▸ **Stated goal**
Transcribe each record below word for word.

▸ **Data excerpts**
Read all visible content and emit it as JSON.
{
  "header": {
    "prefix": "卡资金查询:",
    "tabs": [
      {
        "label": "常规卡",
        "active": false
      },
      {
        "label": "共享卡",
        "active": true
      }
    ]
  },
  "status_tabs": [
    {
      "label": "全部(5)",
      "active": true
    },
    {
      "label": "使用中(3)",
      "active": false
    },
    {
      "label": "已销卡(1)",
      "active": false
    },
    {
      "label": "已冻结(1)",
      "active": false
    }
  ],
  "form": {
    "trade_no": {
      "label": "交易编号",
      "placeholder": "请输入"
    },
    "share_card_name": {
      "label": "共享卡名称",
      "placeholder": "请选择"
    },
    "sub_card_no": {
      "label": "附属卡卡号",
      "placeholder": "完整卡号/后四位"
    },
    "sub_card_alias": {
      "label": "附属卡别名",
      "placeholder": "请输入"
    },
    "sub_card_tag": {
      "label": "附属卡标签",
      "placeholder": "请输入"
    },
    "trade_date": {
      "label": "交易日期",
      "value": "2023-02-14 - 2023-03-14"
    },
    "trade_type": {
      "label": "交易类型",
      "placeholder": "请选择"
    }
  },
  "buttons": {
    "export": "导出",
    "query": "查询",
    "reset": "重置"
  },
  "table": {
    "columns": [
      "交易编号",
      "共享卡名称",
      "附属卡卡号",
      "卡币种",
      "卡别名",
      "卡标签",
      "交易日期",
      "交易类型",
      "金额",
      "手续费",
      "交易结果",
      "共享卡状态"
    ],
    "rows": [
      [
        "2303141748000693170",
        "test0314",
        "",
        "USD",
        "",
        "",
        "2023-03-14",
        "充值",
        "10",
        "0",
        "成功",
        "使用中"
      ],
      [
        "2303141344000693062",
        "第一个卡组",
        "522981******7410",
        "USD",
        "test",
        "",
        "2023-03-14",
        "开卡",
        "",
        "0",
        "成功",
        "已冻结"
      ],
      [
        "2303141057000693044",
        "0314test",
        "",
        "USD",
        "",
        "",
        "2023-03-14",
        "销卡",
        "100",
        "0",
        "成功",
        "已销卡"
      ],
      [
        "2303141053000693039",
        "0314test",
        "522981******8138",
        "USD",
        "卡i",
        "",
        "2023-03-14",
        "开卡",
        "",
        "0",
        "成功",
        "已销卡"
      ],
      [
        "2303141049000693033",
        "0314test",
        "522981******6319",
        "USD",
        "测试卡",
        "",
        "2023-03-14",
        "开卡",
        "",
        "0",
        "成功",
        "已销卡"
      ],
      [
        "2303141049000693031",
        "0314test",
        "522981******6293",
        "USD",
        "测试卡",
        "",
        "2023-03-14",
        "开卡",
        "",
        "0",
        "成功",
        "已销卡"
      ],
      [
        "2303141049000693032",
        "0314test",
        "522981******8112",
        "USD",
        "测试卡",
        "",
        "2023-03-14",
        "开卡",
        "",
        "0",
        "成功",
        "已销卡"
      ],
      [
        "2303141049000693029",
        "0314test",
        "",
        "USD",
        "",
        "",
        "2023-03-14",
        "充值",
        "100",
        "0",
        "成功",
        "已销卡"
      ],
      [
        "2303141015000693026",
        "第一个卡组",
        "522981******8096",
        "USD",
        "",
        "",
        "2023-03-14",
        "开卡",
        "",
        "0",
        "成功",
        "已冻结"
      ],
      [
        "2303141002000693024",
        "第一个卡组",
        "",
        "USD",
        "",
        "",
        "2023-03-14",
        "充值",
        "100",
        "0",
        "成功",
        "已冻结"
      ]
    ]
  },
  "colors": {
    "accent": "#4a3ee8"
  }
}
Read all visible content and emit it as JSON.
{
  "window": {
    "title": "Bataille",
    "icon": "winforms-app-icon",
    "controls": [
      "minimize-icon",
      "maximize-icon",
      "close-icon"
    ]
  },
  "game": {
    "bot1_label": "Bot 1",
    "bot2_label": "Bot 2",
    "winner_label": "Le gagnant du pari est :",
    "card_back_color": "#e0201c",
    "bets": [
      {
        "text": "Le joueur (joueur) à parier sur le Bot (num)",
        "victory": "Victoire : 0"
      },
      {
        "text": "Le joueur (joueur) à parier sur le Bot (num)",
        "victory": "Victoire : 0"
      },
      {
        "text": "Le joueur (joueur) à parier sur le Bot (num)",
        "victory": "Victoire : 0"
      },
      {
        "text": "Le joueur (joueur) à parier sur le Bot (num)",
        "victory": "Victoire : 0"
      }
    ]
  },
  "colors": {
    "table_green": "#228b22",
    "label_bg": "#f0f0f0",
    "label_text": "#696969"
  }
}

▸ **Answer to the task**
Read all visible content and emit it as JSON.
{
  "header": {
    "prefix": "卡资金查询:",
    "tabs": [
      {
        "label": "常规卡",
        "active": false
      },
      {
        "label": "共享卡",
        "active": true
      }
    ]
  },
  "status_tabs": [
    {
      "label": "全部(5)",
      "active": true
    },
    {
      "label": "使用中(3)",
      "active": false
    },
    {
      "label": "已销卡(1)",
      "active": false
    },
    {
      "label": "已冻结(1)",
      "active": false
    }
  ],
  "form": {
    "trade_no": {
      "label": "交易编号",
      "placeholder": "请输入"
    },
    "share_card_name": {
      "label": "共享卡名称",
      "placeholder": "请选择"
    },
    "sub_card_no": {
      "label": "附属卡卡号",
      "placeholder": "完整卡号/后四位"
    },
    "sub_card_alias": {
      "label": "附属卡别名",
      "placeholder": "请输入"
    },
    "sub_card_tag": {
      "label": "附属卡标签",
      "placeholder": "请输入"
    },
    "trade_date": {
      "label": "交易日期",
      "value": "2023-02-14 - 2023-03-14"
    },
    "trade_type": {
      "label": "交易类型",
      "placeholder": "请选择"
    }
  },
  "buttons": {
    "export": "导出",
    "query": "查询",
    "reset": "重置"
  },
  "table": {
    "columns": [
      "交易编号",
      "共享卡名称",
      "附属卡卡号",
      "卡币种",
      "卡别名",
      "卡标签",
      "交易日期",
      "交易类型",
      "金额",
      "手续费",
      "交易结果",
      "共享卡状态"
    ],
    "rows": [
      [
        "2303141748000693170",
        "test0314",
        "",
        "USD",
        "",
        "",
        "2023-03-14",
        "充值",
        "10",
        "0",
        "成功",
        "使用中"
      ],
      [
        "2303141344000693062",
        "第一个卡组",
        "522981******7410",
        "USD",
        "test",
        "",
        "2023-03-14",
        "开卡",
        "",
        "0",
        "成功",
        "已冻结"
      ],
      [
        "2303141057000693044",
        "0314test",
        "",
        "USD",
        "",
        "",
        "2023-03-14",
        "销卡",
        "100",
        "0",
        "成功",
        "已销卡"
      ],
      [
        "2303141053000693039",
        "0314test",
        "522981******8138",
        "USD",
        "卡i",
        "",
        "2023-03-14",
        "开卡",
        "",
        "0",
        "成功",
        "已销卡"
      ],
      [
        "2303141049000693033",
        "0314test",
        "522981******6319",
        "USD",
        "测试卡",
        "",
        "2023-03-14",
        "开卡",
        "",
        "0",
        "成功",
        "已销卡"
      ],
      [
        "2303141049000693031",
        "0314test",
        "522981******6293",
        "USD",
        "测试卡",
        "",
        "2023-03-14",
        "开卡",
        "",
        "0",
        "成功",
        "已销卡"
      ],
      [
        "2303141049000693032",
        "0314test",
        "522981******8112",
        "USD",
        "测试卡",
        "",
        "2023-03-14",
        "开卡",
        "",
        "0",
        "成功",
        "已销卡"
      ],
      [
        "2303141049000693029",
        "0314test",
        "",
        "USD",
        "",
        "",
        "2023-03-14",
        "充值",
        "100",
        "0",
        "成功",
        "已销卡"
      ],
      [
        "2303141015000693026",
        "第一个卡组",
        "522981******8096",
        "USD",
        "",
        "",
        "2023-03-14",
        "开卡",
        "",
        "0",
        "成功",
        "已冻结"
      ],
      [
        "2303141002000693024",
        "第一个卡组",
        "",
        "USD",
        "",
        "",
        "2023-03-14",
        "充值",
        "100",
        "0",
        "成功",
        "已冻结"
      ]
    ]
  },
  "colors": {
    "accent": "#4a3ee8"
  }
}
Read all visible content and emit it as JSON.
{
  "window": {
    "title": "Bataille",
    "icon": "winforms-app-icon",
    "controls": [
      "minimize-icon",
      "maximize-icon",
      "close-icon"
    ]
  },
  "game": {
    "bot1_label": "Bot 1",
    "bot2_label": "Bot 2",
    "winner_label": "Le gagnant du pari est :",
    "card_back_color": "#e0201c",
    "bets": [
      {
        "text": "Le joueur (joueur) à parier sur le Bot (num)",
        "victory": "Victoire : 0"
      },
      {
        "text": "Le joueur (joueur) à parier sur le Bot (num)",
        "victory": "Victoire : 0"
      },
      {
        "text": "Le joueur (joueur) à parier sur le Bot (num)",
        "victory": "Victoire : 0"
      },
      {
        "text": "Le joueur (joueur) à parier sur le Bot (num)",
        "victory": "Victoire : 0"
      }
    ]
  },
  "colors": {
    "table_green": "#228b22",
    "label_bg": "#f0f0f0",
    "label_text": "#696969"
  }
}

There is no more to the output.